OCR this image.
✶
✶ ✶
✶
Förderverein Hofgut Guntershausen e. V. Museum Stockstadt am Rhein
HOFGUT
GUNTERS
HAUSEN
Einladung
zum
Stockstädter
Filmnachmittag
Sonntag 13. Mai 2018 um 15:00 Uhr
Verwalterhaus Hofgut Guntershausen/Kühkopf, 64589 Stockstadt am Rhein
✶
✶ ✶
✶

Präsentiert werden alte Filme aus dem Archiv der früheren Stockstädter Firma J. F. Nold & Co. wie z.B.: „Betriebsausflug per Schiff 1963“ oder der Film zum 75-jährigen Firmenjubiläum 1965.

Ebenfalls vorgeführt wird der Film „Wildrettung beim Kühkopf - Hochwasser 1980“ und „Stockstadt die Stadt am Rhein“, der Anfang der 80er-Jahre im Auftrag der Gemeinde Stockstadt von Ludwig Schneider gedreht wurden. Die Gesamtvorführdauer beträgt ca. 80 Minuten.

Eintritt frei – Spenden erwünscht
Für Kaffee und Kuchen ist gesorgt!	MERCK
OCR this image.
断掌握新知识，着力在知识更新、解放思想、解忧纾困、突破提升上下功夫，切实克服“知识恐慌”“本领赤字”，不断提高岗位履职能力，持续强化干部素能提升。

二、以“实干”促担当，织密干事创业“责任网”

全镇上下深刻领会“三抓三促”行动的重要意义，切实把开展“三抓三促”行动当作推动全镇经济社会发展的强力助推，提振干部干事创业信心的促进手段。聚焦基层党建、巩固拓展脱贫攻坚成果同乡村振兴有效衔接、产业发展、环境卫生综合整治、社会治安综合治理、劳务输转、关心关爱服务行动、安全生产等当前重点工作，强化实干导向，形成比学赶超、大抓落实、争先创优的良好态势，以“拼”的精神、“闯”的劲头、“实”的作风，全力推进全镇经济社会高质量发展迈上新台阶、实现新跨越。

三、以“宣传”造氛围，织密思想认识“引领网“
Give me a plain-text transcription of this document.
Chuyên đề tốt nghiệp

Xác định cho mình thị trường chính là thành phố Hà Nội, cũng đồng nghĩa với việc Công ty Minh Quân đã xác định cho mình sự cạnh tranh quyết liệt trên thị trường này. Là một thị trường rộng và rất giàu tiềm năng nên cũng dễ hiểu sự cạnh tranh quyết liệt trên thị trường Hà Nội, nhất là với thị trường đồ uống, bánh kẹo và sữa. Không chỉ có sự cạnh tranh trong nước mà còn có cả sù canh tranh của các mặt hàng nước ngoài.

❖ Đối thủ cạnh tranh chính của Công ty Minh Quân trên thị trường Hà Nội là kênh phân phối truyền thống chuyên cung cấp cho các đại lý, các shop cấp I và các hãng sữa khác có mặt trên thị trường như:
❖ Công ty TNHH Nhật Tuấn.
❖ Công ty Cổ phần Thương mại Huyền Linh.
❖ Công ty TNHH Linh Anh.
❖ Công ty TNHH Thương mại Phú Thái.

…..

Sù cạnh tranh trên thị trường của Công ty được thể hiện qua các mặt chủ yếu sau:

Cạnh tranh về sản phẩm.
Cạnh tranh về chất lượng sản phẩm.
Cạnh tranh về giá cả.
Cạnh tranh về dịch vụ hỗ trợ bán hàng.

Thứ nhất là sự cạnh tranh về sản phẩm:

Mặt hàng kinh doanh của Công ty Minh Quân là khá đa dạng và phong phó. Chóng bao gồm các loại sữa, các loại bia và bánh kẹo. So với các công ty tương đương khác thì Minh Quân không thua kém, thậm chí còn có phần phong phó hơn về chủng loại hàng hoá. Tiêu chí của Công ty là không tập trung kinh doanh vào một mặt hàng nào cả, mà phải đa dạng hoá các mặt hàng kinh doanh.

------------

WRITTEN PROBLEM: Set out every line from the material that contains the string "Linh".

CORRECT RESPONSE:
❖ Công ty Cổ phần Thương mại Huyền Linh.
❖ Công ty TNHH Linh Anh.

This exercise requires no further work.